_WHAT TO DO:_
Locate each line containing the string "time" and copy it out.

:::::

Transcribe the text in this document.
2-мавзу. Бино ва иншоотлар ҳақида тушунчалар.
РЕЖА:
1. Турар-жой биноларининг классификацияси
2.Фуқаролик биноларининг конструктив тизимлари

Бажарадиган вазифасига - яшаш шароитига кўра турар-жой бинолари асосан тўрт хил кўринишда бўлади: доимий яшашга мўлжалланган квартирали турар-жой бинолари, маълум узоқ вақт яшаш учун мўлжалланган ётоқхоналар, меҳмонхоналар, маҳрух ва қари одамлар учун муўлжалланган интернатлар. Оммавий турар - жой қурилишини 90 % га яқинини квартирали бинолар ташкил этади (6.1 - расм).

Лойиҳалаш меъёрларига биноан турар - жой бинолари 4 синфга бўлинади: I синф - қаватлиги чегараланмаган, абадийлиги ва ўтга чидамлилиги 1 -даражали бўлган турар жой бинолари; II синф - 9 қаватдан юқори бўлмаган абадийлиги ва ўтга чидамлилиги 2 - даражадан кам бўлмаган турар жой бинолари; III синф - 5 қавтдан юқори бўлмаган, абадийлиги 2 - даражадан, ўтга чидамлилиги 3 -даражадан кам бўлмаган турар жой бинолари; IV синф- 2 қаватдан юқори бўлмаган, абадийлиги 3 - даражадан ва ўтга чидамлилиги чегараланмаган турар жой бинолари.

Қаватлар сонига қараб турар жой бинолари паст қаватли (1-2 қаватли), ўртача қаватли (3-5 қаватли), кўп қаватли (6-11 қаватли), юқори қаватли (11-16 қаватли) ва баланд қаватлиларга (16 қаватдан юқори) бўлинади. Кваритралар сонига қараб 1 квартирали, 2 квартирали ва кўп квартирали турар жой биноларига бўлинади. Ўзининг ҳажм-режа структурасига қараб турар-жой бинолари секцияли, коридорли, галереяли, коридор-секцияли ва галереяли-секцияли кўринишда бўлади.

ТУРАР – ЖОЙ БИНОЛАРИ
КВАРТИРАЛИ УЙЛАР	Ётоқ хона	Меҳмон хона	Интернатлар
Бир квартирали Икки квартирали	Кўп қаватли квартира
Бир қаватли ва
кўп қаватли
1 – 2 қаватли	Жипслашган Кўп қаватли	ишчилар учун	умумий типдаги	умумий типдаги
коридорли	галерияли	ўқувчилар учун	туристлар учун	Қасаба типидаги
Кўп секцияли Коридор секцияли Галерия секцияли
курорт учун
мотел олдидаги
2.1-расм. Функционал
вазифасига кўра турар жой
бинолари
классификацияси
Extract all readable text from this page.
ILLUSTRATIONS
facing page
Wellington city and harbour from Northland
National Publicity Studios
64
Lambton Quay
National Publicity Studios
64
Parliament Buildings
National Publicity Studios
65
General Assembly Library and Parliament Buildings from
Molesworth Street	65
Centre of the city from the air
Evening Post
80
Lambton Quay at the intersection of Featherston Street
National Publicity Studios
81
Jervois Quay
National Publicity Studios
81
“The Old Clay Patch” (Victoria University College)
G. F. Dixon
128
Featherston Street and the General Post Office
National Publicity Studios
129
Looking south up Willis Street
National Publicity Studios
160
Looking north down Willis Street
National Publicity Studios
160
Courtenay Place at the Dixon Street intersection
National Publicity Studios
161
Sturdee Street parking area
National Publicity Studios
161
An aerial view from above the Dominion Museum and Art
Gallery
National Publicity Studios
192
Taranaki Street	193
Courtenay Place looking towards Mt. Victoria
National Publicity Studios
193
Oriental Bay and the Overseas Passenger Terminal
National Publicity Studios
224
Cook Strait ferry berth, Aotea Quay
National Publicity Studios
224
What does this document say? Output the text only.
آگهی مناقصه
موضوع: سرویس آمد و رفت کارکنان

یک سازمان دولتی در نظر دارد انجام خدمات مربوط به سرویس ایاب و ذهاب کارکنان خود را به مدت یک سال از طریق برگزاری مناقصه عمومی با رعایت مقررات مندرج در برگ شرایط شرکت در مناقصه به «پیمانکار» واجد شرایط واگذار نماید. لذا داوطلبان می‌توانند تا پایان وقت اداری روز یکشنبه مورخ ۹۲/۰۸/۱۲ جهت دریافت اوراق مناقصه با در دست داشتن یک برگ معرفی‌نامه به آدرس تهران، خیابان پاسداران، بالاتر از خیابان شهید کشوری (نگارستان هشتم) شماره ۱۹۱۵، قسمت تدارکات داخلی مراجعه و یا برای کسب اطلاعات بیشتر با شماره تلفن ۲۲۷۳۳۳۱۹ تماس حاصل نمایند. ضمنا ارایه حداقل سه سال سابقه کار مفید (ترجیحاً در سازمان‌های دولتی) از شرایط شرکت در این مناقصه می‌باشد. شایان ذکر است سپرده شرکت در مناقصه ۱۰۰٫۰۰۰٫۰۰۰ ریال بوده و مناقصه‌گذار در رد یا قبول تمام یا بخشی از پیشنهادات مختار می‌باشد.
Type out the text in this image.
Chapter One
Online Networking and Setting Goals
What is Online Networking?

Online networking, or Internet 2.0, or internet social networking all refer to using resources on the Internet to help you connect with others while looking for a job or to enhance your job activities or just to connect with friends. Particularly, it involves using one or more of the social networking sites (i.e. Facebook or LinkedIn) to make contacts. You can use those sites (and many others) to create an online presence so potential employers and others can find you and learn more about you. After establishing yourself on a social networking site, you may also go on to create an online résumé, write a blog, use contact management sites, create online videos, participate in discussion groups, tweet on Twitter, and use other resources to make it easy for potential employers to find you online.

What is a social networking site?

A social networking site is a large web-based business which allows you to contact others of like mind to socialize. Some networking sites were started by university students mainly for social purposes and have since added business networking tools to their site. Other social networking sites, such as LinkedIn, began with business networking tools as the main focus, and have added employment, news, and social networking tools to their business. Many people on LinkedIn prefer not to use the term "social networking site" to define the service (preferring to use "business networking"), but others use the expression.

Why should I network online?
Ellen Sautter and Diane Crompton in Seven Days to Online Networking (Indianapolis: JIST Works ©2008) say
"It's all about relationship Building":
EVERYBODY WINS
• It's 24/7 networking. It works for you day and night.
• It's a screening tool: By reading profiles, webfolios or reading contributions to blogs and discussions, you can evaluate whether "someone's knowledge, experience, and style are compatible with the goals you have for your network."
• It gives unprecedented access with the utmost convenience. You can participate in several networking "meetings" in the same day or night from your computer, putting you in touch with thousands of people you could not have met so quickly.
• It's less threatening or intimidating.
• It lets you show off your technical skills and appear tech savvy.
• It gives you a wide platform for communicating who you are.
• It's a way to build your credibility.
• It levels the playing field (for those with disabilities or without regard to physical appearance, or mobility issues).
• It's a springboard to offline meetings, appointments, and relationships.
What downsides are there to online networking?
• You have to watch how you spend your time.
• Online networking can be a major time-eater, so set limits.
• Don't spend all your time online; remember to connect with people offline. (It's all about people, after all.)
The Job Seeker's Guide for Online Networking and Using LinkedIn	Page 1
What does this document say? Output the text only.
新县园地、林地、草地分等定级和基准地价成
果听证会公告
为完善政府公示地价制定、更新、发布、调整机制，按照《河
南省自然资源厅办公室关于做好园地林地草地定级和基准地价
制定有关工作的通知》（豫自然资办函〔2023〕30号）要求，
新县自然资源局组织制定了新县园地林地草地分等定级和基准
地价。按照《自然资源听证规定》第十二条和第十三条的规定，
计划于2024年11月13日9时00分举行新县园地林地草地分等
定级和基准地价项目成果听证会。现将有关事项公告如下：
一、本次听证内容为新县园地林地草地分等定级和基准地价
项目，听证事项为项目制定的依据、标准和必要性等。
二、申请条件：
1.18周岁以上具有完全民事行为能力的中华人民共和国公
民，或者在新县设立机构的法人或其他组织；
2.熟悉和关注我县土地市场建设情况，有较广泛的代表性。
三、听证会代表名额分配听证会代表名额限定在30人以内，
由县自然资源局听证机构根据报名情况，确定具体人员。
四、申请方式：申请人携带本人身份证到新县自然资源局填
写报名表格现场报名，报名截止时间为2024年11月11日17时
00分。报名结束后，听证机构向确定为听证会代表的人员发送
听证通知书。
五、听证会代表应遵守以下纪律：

:::::

_TASK SOLUTION:_
• You have to watch how you spend your time.
• Online networking can be a major time-eater, so set limits.
• Don't spend all your time online; remember to connect with people offline. (It's all about people, after all.)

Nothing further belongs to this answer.